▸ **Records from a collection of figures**

>> Begin

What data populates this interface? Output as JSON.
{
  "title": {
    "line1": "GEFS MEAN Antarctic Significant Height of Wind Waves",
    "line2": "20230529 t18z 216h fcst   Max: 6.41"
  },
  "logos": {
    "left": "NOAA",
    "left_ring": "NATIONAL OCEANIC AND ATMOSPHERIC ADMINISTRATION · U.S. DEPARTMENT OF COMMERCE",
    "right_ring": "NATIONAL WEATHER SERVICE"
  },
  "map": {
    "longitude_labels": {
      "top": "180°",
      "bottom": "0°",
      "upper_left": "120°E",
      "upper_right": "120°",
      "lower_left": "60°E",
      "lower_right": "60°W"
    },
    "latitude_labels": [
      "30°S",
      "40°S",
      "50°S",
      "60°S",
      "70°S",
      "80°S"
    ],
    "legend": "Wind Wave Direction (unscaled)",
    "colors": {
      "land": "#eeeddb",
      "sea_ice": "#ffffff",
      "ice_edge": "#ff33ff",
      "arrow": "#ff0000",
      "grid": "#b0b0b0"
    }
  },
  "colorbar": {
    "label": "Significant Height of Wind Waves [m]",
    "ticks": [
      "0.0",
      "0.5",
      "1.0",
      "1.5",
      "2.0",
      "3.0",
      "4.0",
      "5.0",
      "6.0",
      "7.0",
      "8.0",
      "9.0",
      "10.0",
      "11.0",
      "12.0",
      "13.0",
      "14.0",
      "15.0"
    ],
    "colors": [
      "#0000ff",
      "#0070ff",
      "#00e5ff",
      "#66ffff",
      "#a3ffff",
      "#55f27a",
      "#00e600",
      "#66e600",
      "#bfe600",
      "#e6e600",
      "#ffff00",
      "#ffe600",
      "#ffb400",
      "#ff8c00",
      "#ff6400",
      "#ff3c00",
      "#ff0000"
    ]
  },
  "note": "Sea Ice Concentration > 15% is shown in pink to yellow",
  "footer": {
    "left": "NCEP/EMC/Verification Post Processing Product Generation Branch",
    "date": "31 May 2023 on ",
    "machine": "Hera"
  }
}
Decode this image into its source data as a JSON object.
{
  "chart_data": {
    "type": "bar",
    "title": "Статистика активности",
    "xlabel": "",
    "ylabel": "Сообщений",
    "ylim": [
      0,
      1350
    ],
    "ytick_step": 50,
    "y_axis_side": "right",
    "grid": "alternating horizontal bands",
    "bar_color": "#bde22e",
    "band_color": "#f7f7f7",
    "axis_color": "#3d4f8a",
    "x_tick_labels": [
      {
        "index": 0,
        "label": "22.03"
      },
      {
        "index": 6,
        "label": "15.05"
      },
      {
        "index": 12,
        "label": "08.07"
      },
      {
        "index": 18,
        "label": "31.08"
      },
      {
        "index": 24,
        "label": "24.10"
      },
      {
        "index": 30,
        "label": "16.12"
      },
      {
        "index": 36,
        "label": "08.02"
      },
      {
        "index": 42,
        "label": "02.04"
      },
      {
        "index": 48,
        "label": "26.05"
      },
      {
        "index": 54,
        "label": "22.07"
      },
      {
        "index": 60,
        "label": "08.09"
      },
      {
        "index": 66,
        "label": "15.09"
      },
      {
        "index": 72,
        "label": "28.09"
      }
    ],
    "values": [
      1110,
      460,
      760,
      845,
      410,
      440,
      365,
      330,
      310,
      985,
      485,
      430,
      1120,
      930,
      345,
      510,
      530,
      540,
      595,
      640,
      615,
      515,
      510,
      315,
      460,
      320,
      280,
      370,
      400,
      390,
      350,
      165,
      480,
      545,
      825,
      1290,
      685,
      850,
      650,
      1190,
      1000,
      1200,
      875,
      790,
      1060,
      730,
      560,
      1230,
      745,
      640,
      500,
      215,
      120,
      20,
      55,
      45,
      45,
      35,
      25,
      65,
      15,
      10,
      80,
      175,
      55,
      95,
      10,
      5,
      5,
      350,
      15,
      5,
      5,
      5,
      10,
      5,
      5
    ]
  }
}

>> End

▸ **DO THIS**
What is the number of lines in the listing above that contain the string "Waves"? Give only the number.

▸ **WRITTEN RESPONSE**
2